Stored dataset items
• • • •

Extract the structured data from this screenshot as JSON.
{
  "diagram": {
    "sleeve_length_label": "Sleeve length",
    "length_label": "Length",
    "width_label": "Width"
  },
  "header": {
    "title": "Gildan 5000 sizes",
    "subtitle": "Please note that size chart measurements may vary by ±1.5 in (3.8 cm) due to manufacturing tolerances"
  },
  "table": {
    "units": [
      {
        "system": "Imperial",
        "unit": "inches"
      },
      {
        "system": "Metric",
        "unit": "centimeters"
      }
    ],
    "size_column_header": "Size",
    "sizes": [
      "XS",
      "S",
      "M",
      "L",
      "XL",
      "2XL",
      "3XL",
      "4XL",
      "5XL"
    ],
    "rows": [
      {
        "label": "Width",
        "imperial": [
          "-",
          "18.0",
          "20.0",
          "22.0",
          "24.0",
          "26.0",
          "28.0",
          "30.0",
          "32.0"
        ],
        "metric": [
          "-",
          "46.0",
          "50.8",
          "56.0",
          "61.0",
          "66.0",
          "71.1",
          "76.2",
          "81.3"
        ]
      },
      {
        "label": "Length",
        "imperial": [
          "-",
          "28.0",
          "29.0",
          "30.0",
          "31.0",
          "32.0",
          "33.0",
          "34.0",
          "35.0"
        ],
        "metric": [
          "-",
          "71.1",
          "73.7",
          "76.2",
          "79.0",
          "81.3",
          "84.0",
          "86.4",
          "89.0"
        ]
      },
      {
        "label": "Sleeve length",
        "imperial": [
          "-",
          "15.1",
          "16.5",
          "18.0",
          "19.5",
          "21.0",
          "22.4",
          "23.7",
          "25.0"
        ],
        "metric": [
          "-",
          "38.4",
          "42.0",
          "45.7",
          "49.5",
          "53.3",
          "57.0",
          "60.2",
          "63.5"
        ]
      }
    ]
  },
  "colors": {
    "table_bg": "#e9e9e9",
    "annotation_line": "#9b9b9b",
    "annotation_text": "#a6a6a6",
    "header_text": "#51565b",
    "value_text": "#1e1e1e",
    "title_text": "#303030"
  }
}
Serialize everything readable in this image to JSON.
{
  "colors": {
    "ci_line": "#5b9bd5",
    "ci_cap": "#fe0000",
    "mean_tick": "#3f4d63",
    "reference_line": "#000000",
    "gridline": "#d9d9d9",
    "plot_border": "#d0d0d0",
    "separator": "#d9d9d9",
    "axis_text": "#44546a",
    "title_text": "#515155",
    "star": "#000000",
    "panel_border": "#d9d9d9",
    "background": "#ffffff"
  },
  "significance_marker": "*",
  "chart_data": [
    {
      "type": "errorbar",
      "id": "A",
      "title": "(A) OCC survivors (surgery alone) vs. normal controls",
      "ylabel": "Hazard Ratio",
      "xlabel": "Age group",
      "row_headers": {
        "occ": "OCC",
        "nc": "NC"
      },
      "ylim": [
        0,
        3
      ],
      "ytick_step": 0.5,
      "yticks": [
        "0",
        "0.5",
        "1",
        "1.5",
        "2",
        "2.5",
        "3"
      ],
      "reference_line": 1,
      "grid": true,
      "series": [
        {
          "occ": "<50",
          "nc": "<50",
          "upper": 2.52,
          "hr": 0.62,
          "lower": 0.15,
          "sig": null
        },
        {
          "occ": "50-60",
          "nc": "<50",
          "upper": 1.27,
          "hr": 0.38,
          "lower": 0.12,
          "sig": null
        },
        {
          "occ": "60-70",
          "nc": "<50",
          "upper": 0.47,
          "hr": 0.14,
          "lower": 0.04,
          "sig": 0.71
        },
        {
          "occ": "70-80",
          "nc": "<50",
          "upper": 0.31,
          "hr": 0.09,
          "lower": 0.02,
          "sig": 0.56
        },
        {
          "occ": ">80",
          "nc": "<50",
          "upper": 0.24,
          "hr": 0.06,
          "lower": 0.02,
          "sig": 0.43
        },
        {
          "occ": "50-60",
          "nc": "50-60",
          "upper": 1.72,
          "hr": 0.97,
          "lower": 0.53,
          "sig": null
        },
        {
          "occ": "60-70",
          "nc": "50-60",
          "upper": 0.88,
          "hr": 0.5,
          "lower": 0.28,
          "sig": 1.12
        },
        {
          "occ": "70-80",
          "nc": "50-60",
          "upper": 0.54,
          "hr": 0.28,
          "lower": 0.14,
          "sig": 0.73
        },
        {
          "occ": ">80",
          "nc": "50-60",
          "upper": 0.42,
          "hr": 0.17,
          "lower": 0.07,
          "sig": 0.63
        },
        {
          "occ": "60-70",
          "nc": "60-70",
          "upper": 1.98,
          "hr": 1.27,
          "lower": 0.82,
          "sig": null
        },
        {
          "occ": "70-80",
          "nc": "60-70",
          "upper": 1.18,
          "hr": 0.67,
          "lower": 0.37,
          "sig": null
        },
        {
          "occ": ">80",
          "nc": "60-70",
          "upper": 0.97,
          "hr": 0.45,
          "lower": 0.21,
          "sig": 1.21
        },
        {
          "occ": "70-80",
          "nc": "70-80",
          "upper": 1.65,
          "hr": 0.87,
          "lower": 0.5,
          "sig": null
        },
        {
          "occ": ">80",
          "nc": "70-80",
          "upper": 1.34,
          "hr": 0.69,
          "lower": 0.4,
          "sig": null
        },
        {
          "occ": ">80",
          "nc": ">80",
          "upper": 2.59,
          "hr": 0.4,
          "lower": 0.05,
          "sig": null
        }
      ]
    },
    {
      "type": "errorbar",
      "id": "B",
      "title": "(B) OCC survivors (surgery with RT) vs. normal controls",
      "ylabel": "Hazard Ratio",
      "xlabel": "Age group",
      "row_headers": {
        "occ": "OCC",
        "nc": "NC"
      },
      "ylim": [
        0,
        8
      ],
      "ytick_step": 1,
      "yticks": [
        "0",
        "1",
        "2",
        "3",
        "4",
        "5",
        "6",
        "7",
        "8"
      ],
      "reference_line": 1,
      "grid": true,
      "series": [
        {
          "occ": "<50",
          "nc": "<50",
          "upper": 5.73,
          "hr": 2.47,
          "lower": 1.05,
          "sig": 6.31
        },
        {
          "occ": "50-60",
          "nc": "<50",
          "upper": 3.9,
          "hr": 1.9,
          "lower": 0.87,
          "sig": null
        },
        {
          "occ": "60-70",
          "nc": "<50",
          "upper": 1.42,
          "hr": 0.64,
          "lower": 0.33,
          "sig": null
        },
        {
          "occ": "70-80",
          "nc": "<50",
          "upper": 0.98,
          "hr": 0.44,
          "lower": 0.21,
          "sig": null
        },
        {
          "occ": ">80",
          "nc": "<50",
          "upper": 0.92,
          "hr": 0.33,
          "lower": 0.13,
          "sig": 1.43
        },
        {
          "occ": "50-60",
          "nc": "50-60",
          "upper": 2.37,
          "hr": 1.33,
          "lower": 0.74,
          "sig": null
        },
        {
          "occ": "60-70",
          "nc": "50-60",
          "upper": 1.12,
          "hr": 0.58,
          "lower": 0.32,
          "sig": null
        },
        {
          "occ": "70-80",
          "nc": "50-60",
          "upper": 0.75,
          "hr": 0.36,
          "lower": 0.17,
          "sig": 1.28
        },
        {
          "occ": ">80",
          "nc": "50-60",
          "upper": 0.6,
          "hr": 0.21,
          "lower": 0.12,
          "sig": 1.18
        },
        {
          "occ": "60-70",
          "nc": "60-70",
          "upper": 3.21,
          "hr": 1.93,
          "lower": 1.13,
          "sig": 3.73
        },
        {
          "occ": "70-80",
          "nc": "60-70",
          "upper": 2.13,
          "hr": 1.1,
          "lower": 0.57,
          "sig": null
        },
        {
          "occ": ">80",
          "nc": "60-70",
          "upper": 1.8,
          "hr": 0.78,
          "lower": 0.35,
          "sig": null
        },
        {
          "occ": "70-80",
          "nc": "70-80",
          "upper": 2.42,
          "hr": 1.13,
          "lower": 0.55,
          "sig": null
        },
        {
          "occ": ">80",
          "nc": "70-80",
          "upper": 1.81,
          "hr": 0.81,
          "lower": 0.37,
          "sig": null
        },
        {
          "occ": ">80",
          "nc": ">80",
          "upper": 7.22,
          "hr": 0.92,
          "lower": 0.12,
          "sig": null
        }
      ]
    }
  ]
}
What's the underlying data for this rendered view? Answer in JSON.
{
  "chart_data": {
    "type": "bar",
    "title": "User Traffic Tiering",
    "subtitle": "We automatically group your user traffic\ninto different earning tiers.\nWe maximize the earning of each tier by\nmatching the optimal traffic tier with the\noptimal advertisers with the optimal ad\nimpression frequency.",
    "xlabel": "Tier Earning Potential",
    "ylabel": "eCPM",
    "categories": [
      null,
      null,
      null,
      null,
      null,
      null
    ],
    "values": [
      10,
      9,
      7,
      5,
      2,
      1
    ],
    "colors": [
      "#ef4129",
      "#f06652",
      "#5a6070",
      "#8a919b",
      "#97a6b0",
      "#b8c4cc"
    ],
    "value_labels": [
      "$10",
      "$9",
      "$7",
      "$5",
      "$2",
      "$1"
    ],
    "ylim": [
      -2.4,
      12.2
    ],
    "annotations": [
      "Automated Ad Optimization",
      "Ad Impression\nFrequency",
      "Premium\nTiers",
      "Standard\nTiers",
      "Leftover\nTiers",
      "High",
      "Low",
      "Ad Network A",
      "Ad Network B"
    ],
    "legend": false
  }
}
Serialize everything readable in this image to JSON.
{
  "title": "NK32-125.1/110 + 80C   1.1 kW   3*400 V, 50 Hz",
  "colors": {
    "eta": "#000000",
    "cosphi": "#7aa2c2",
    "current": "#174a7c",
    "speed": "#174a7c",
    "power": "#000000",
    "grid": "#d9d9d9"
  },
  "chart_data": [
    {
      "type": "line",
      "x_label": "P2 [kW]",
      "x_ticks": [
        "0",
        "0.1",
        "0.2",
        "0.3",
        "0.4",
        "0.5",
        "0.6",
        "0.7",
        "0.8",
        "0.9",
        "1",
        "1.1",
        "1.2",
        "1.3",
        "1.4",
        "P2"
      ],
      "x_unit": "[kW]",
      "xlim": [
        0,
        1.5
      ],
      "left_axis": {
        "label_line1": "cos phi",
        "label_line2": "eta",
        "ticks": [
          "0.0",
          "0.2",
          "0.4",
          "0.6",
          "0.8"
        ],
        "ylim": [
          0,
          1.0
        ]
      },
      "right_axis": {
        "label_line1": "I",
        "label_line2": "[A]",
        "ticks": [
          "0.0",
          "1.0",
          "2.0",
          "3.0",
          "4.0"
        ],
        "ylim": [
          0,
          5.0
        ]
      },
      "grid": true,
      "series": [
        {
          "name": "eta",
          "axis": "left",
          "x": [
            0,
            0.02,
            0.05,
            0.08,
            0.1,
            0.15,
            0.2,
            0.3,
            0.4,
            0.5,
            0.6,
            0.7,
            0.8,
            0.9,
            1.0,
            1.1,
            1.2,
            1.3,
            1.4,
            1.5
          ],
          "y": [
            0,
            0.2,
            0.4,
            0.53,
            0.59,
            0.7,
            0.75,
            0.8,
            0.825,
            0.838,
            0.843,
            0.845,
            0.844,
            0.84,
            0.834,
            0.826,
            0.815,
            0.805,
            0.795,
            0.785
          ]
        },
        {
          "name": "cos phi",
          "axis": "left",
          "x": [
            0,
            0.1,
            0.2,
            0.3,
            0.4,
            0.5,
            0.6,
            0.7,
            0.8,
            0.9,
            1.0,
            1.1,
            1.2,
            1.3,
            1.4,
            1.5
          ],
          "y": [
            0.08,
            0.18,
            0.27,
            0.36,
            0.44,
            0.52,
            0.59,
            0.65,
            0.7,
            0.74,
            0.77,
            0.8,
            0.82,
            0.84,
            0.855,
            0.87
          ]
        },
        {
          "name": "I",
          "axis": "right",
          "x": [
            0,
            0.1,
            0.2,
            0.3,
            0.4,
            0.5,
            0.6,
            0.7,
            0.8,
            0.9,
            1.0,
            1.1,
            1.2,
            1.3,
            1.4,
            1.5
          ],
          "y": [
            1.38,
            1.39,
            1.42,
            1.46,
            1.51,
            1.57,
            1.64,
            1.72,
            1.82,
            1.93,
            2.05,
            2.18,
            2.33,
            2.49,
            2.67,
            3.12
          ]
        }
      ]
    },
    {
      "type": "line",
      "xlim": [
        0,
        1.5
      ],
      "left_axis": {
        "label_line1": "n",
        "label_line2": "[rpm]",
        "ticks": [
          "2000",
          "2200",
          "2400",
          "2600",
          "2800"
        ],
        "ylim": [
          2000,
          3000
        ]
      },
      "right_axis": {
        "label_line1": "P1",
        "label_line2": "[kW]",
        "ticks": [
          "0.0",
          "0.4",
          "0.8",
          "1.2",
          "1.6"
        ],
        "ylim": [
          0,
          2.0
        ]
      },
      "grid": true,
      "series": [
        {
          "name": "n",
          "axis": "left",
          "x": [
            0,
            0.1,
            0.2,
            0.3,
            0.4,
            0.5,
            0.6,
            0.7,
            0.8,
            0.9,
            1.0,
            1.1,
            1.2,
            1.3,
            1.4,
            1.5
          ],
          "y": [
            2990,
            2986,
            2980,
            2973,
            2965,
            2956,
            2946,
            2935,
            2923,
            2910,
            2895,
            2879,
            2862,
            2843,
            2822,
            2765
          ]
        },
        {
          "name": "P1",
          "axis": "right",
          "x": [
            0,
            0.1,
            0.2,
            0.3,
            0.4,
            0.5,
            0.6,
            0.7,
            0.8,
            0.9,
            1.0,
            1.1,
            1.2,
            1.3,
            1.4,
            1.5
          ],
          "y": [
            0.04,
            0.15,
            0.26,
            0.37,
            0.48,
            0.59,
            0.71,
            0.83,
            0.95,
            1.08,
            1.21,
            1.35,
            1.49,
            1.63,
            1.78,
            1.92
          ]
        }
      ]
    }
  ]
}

• • • •

* Exercise aim: Show every line that contains the word "nTiers".

* Result for this exercise:
      "Premium\nTiers",
      "Standard\nTiers",
      "Leftover\nTiers",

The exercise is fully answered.